- **TO BE DONE**: Go through the records and extract every line with the word "South".

- **GIVEN RECORDS**:
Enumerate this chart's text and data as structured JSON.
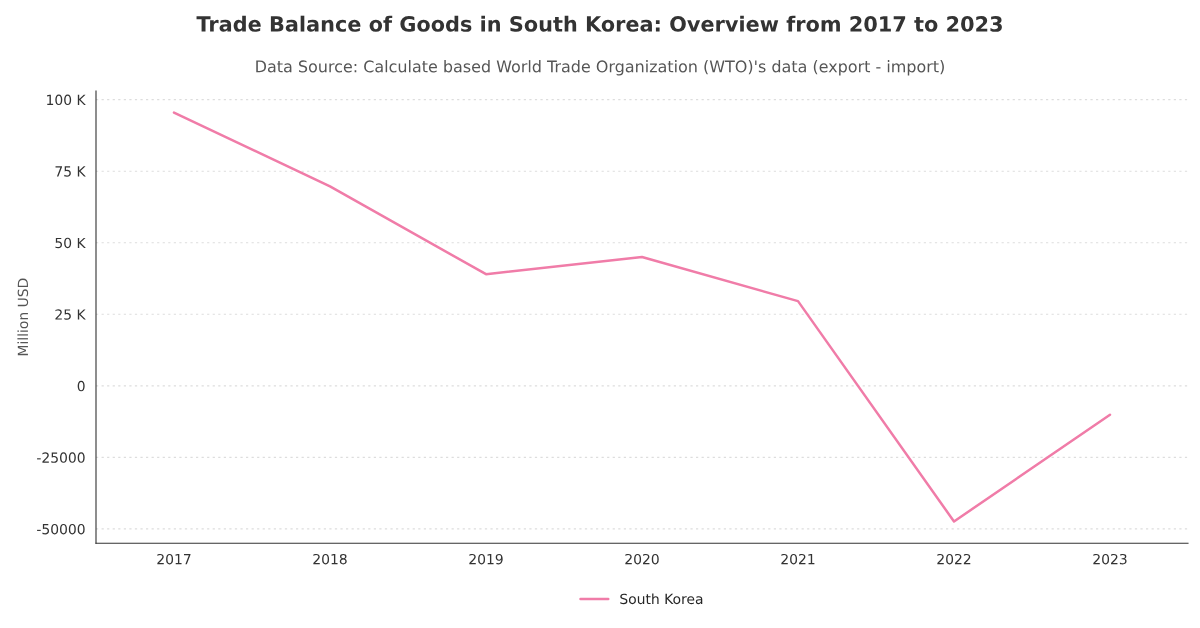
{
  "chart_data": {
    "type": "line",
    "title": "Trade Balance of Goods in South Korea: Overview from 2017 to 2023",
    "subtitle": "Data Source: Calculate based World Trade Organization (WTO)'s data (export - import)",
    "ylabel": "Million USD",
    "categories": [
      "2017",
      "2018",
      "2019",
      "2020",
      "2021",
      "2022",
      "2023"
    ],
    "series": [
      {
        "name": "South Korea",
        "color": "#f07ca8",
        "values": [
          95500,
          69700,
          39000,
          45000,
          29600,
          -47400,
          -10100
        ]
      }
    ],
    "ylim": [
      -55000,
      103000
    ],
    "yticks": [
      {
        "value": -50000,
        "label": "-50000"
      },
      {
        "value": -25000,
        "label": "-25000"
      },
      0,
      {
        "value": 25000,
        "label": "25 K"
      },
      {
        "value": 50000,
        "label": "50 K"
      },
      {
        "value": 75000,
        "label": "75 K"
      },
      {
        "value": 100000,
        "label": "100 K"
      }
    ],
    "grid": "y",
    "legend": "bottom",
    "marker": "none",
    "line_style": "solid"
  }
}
...
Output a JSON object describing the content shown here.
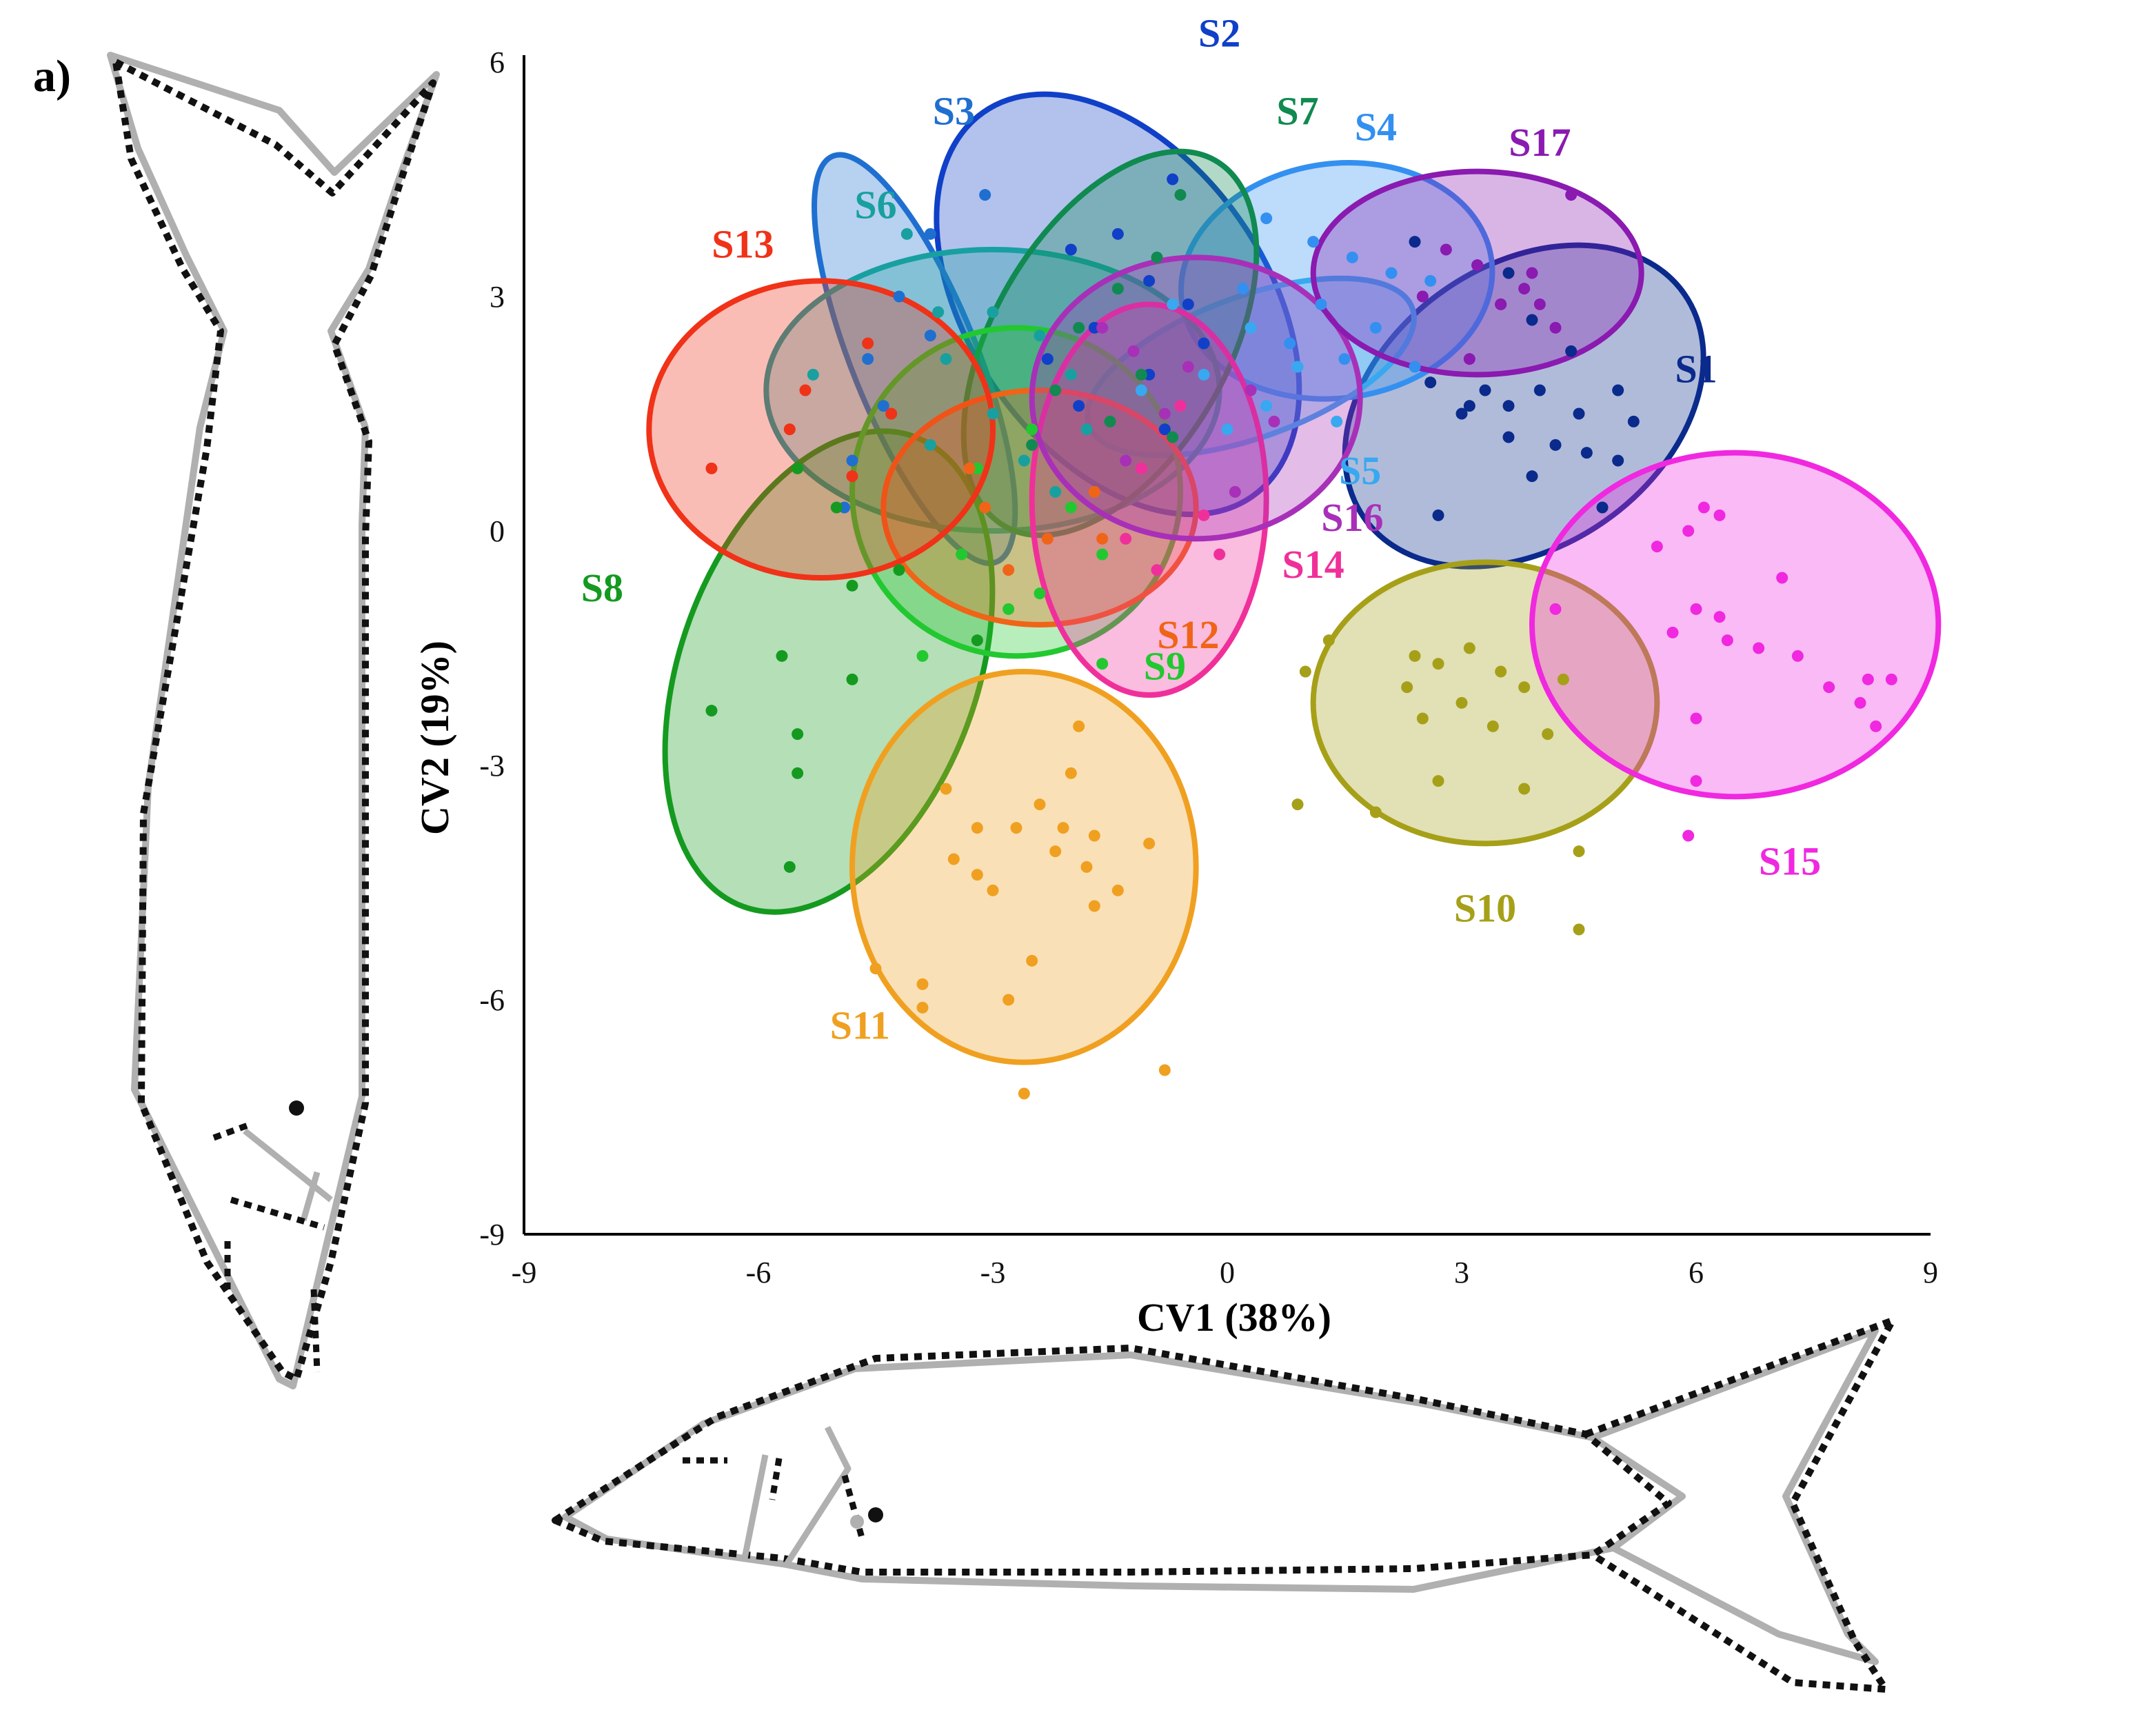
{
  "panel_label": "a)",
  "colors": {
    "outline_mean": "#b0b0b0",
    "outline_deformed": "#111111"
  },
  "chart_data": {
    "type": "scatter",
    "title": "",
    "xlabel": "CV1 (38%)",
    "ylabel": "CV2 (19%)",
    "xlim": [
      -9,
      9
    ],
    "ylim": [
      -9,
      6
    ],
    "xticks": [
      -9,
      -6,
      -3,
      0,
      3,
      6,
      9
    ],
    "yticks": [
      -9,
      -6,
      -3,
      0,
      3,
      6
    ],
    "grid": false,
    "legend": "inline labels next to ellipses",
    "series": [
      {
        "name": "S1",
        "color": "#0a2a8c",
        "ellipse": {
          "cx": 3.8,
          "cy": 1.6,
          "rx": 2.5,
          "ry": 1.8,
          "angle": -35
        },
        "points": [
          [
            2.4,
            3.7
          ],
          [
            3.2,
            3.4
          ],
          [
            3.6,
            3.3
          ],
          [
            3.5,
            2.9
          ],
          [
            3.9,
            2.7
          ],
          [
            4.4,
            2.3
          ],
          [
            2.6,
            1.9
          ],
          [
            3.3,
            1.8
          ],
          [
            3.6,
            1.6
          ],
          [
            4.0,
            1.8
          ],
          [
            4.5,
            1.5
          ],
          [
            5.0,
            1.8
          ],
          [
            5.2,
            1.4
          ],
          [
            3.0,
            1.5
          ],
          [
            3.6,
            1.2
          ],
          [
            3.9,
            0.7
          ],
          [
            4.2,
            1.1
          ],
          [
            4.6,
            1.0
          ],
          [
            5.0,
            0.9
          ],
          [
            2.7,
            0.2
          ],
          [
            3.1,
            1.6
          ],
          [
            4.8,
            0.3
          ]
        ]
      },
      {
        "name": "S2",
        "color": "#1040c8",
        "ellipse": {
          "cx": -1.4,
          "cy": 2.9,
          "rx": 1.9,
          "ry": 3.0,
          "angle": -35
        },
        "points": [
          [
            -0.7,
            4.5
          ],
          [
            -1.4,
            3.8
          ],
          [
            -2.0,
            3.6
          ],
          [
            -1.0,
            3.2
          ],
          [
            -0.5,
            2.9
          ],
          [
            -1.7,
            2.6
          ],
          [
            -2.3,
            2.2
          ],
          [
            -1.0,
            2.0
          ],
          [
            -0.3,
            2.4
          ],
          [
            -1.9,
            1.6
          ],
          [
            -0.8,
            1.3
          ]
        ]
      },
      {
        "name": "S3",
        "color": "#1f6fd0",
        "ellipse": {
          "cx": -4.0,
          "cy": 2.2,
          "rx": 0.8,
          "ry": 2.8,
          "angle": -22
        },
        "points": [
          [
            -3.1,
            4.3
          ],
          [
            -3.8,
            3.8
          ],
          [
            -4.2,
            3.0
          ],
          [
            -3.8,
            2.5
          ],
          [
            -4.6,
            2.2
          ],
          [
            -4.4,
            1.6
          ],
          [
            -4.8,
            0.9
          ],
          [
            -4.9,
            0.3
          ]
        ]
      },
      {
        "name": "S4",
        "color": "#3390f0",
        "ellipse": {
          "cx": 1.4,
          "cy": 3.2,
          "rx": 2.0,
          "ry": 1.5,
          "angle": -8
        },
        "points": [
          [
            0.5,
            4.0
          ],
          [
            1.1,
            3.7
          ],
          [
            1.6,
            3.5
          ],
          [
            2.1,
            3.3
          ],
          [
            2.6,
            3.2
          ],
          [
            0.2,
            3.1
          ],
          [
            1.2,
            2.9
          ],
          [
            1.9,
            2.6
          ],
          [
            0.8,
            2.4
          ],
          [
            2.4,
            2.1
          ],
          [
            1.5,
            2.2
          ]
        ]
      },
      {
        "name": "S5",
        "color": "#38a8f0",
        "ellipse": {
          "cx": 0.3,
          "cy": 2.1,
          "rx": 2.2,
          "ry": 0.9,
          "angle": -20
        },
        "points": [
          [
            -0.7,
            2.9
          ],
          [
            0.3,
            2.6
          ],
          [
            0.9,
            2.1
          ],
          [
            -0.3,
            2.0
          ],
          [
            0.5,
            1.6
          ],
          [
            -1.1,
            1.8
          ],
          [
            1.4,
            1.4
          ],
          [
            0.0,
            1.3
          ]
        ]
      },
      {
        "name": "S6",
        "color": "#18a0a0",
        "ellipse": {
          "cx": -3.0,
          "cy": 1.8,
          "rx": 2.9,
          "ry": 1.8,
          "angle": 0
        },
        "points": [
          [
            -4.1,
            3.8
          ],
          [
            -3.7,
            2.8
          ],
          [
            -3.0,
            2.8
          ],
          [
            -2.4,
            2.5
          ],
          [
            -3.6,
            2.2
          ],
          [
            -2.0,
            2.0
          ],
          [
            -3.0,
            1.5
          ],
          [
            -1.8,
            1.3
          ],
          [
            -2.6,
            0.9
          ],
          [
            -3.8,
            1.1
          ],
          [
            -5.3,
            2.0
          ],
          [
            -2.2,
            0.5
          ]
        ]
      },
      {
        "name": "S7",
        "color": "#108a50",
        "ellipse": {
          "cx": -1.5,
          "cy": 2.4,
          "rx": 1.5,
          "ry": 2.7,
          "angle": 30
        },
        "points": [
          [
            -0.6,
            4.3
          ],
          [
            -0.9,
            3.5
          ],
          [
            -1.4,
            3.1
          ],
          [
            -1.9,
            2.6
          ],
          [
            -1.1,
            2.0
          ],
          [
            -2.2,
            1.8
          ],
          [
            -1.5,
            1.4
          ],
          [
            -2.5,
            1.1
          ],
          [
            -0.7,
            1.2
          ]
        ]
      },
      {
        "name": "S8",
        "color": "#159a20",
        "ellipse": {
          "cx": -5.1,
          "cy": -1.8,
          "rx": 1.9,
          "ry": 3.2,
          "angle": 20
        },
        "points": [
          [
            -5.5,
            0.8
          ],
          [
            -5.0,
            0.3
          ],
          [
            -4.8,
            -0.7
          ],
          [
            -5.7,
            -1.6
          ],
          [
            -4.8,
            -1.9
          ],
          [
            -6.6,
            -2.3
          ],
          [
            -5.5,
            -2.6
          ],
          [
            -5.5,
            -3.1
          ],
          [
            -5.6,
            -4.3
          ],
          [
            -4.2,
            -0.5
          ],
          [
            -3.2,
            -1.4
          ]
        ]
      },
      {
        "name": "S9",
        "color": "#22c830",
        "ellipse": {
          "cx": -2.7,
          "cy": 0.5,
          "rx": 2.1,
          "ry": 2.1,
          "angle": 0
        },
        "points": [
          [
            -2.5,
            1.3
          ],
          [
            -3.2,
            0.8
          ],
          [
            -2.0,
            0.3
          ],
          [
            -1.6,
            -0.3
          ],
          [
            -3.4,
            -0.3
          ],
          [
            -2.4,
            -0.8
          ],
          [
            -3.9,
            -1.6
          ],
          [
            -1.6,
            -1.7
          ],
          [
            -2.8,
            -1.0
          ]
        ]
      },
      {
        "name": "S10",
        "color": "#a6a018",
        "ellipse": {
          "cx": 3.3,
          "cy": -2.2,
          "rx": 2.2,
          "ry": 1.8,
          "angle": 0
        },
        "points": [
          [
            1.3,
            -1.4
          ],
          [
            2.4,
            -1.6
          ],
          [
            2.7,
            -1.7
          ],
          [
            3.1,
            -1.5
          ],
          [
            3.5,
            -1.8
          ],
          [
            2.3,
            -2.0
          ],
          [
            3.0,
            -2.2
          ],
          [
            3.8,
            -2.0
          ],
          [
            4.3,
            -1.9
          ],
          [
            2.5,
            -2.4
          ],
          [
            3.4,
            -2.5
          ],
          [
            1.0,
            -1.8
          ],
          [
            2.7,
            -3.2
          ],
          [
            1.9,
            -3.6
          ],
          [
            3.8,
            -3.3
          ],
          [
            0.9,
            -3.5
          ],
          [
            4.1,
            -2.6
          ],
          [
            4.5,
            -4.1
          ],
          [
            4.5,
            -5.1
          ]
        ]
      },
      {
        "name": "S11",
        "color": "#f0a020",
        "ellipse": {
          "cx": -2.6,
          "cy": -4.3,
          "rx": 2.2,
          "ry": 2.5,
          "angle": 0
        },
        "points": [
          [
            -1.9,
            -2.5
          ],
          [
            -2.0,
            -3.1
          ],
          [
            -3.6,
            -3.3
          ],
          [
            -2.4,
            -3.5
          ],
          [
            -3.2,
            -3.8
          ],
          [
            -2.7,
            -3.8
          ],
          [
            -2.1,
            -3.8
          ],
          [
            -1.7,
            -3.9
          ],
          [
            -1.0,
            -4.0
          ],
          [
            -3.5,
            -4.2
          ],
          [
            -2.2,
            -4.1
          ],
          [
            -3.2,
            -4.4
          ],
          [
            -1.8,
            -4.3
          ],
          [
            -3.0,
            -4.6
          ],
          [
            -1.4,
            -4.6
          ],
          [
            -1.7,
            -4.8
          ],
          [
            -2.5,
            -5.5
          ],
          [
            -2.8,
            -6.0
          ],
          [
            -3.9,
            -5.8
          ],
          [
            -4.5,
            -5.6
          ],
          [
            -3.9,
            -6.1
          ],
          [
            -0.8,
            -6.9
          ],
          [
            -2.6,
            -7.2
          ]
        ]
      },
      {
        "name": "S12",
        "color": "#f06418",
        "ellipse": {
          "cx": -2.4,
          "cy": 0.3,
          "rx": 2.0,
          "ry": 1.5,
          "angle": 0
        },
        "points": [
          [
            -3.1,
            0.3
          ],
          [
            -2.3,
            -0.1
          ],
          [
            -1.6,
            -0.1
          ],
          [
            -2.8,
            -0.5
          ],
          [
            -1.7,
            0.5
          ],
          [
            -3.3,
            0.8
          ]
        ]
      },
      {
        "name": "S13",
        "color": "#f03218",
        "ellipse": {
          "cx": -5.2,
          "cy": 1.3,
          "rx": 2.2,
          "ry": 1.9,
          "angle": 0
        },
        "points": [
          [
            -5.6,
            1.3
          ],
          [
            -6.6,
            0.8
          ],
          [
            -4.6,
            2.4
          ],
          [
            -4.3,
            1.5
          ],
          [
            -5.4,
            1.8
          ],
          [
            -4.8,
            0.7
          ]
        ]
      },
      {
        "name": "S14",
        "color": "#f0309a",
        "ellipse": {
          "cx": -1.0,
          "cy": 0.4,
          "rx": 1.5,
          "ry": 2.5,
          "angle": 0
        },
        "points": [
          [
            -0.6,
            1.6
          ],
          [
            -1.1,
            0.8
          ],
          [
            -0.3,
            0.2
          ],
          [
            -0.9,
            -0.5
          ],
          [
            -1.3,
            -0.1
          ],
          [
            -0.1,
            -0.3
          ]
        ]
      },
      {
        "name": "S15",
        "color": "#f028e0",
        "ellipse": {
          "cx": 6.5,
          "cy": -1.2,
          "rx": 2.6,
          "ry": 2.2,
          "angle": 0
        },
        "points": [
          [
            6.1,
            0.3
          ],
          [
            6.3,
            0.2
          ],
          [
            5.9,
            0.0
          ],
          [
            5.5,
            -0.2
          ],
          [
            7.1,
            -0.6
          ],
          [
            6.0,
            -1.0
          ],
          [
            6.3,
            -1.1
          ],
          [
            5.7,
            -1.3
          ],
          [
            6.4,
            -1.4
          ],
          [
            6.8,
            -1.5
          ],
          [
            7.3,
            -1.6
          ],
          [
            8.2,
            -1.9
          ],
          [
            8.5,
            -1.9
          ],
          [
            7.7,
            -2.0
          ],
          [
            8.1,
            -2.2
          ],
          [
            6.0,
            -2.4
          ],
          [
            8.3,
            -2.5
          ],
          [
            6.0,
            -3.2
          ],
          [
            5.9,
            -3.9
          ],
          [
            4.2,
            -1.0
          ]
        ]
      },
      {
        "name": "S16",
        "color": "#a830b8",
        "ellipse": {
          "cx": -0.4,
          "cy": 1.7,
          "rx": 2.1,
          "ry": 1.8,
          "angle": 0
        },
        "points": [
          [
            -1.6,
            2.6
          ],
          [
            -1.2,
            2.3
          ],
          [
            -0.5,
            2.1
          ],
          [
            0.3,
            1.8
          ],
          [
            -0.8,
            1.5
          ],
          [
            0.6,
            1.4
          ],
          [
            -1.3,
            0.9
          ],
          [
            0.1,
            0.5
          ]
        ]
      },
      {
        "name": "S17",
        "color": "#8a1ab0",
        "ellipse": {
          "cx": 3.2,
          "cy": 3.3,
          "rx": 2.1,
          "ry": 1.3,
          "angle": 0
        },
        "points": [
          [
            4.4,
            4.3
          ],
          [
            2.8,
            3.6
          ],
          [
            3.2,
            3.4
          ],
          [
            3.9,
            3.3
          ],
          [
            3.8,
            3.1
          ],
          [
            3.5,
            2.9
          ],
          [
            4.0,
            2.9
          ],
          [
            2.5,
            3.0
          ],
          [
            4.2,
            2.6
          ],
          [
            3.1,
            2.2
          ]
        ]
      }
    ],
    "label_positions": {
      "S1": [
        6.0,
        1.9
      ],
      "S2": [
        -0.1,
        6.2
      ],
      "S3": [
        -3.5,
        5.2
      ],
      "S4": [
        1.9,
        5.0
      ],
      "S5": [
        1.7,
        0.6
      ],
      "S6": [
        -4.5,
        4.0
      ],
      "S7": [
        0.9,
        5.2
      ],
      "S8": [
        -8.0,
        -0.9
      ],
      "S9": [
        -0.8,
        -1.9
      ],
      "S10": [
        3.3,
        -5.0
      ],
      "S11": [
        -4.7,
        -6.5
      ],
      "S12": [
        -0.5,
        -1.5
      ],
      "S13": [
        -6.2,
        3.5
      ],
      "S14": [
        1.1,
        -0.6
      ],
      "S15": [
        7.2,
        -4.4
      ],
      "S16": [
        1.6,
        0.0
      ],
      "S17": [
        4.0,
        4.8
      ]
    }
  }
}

- **TASK OUTPUT**:
    "title": "Trade Balance of Goods in South Korea: Overview from 2017 to 2023",
        "name": "South Korea",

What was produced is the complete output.